Exercise task
Repeat the listing in full, exactly as it stands.

== == ==

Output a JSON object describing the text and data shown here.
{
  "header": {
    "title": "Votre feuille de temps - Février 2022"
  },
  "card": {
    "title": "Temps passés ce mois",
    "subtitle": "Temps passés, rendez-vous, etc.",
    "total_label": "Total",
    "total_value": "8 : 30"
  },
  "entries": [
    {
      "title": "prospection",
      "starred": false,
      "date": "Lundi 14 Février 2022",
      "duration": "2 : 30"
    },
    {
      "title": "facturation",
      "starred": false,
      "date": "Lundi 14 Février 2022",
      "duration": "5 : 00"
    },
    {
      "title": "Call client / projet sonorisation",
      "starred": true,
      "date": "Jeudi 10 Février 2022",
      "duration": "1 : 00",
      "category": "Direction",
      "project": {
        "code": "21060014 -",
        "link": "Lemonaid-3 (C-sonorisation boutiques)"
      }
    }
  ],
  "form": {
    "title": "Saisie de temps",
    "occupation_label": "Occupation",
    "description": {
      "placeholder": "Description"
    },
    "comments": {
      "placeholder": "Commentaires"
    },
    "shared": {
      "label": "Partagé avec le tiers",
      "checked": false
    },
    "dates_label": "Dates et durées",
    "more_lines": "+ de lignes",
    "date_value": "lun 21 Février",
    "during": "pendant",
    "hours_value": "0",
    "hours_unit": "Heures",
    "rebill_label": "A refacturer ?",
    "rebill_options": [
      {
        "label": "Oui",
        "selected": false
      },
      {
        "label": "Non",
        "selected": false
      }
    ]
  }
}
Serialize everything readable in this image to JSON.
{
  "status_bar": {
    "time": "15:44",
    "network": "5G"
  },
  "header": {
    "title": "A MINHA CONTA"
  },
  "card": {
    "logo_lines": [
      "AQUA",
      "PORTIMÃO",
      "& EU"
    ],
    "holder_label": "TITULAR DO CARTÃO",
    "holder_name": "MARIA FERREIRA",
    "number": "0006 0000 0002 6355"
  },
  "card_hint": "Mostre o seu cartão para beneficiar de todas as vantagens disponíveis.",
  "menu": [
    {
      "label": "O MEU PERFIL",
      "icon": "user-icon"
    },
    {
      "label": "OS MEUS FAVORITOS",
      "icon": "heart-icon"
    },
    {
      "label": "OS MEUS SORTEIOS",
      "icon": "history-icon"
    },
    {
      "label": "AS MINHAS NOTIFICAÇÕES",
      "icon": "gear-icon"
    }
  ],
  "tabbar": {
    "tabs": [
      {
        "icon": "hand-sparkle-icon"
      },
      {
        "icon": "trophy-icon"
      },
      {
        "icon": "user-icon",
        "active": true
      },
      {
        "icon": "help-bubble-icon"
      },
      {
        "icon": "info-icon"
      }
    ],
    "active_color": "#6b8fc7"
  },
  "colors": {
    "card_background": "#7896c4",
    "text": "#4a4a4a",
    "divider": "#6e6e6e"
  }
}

== == ==

Correct response
Output a JSON object describing the text and data shown here.
{
  "header": {
    "title": "Votre feuille de temps - Février 2022"
  },
  "card": {
    "title": "Temps passés ce mois",
    "subtitle": "Temps passés, rendez-vous, etc.",
    "total_label": "Total",
    "total_value": "8 : 30"
  },
  "entries": [
    {
      "title": "prospection",
      "starred": false,
      "date": "Lundi 14 Février 2022",
      "duration": "2 : 30"
    },
    {
      "title": "facturation",
      "starred": false,
      "date": "Lundi 14 Février 2022",
      "duration": "5 : 00"
    },
    {
      "title": "Call client / projet sonorisation",
      "starred": true,
      "date": "Jeudi 10 Février 2022",
      "duration": "1 : 00",
      "category": "Direction",
      "project": {
        "code": "21060014 -",
        "link": "Lemonaid-3 (C-sonorisation boutiques)"
      }
    }
  ],
  "form": {
    "title": "Saisie de temps",
    "occupation_label": "Occupation",
    "description": {
      "placeholder": "Description"
    },
    "comments": {
      "placeholder": "Commentaires"
    },
    "shared": {
      "label": "Partagé avec le tiers",
      "checked": false
    },
    "dates_label": "Dates et durées",
    "more_lines": "+ de lignes",
    "date_value": "lun 21 Février",
    "during": "pendant",
    "hours_value": "0",
    "hours_unit": "Heures",
    "rebill_label": "A refacturer ?",
    "rebill_options": [
      {
        "label": "Oui",
        "selected": false
      },
      {
        "label": "Non",
        "selected": false
      }
    ]
  }
}
Serialize everything readable in this image to JSON.
{
  "status_bar": {
    "time": "15:44",
    "network": "5G"
  },
  "header": {
    "title": "A MINHA CONTA"
  },
  "card": {
    "logo_lines": [
      "AQUA",
      "PORTIMÃO",
      "& EU"
    ],
    "holder_label": "TITULAR DO CARTÃO",
    "holder_name": "MARIA FERREIRA",
    "number": "0006 0000 0002 6355"
  },
  "card_hint": "Mostre o seu cartão para beneficiar de todas as vantagens disponíveis.",
  "menu": [
    {
      "label": "O MEU PERFIL",
      "icon": "user-icon"
    },
    {
      "label": "OS MEUS FAVORITOS",
      "icon": "heart-icon"
    },
    {
      "label": "OS MEUS SORTEIOS",
      "icon": "history-icon"
    },
    {
      "label": "AS MINHAS NOTIFICAÇÕES",
      "icon": "gear-icon"
    }
  ],
  "tabbar": {
    "tabs": [
      {
        "icon": "hand-sparkle-icon"
      },
      {
        "icon": "trophy-icon"
      },
      {
        "icon": "user-icon",
        "active": true
      },
      {
        "icon": "help-bubble-icon"
      },
      {
        "icon": "info-icon"
      }
    ],
    "active_color": "#6b8fc7"
  },
  "colors": {
    "card_background": "#7896c4",
    "text": "#4a4a4a",
    "divider": "#6e6e6e"
  }
}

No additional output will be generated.